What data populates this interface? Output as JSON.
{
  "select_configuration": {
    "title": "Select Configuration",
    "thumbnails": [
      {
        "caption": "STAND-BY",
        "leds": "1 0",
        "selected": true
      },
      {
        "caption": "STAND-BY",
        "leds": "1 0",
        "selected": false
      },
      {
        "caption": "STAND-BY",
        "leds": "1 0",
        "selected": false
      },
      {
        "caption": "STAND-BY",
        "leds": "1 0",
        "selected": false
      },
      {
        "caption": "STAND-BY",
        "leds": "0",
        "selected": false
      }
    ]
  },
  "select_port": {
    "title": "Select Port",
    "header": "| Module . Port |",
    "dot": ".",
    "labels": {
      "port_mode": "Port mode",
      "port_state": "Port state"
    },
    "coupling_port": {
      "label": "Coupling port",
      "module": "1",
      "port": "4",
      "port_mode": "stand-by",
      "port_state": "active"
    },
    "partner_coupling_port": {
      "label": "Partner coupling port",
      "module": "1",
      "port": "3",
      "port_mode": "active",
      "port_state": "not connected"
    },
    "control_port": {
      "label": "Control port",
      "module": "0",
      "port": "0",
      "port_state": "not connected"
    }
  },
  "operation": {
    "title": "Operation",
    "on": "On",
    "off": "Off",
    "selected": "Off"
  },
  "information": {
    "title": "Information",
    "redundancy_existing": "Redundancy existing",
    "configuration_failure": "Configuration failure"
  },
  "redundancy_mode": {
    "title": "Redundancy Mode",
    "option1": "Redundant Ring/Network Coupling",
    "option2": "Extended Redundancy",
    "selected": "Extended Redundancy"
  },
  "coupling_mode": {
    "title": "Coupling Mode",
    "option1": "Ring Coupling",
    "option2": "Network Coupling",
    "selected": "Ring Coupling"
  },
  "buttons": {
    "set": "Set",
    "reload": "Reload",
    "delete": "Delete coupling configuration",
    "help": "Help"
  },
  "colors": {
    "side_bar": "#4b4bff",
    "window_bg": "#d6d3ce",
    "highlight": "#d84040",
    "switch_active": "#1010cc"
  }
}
────────
▶ _WORK INSTRUCTIONS_: Extract the full listing and reproduce each line exactly.

▶ _WRITTEN SOLUTION_:
What data populates this interface? Output as JSON.
{
  "select_configuration": {
    "title": "Select Configuration",
    "thumbnails": [
      {
        "caption": "STAND-BY",
        "leds": "1 0",
        "selected": true
      },
      {
        "caption": "STAND-BY",
        "leds": "1 0",
        "selected": false
      },
      {
        "caption": "STAND-BY",
        "leds": "1 0",
        "selected": false
      },
      {
        "caption": "STAND-BY",
        "leds": "1 0",
        "selected": false
      },
      {
        "caption": "STAND-BY",
        "leds": "0",
        "selected": false
      }
    ]
  },
  "select_port": {
    "title": "Select Port",
    "header": "| Module . Port |",
    "dot": ".",
    "labels": {
      "port_mode": "Port mode",
      "port_state": "Port state"
    },
    "coupling_port": {
      "label": "Coupling port",
      "module": "1",
      "port": "4",
      "port_mode": "stand-by",
      "port_state": "active"
    },
    "partner_coupling_port": {
      "label": "Partner coupling port",
      "module": "1",
      "port": "3",
      "port_mode": "active",
      "port_state": "not connected"
    },
    "control_port": {
      "label": "Control port",
      "module": "0",
      "port": "0",
      "port_state": "not connected"
    }
  },
  "operation": {
    "title": "Operation",
    "on": "On",
    "off": "Off",
    "selected": "Off"
  },
  "information": {
    "title": "Information",
    "redundancy_existing": "Redundancy existing",
    "configuration_failure": "Configuration failure"
  },
  "redundancy_mode": {
    "title": "Redundancy Mode",
    "option1": "Redundant Ring/Network Coupling",
    "option2": "Extended Redundancy",
    "selected": "Extended Redundancy"
  },
  "coupling_mode": {
    "title": "Coupling Mode",
    "option1": "Ring Coupling",
    "option2": "Network Coupling",
    "selected": "Ring Coupling"
  },
  "buttons": {
    "set": "Set",
    "reload": "Reload",
    "delete": "Delete coupling configuration",
    "help": "Help"
  },
  "colors": {
    "side_bar": "#4b4bff",
    "window_bg": "#d6d3ce",
    "highlight": "#d84040",
    "switch_active": "#1010cc"
  }
}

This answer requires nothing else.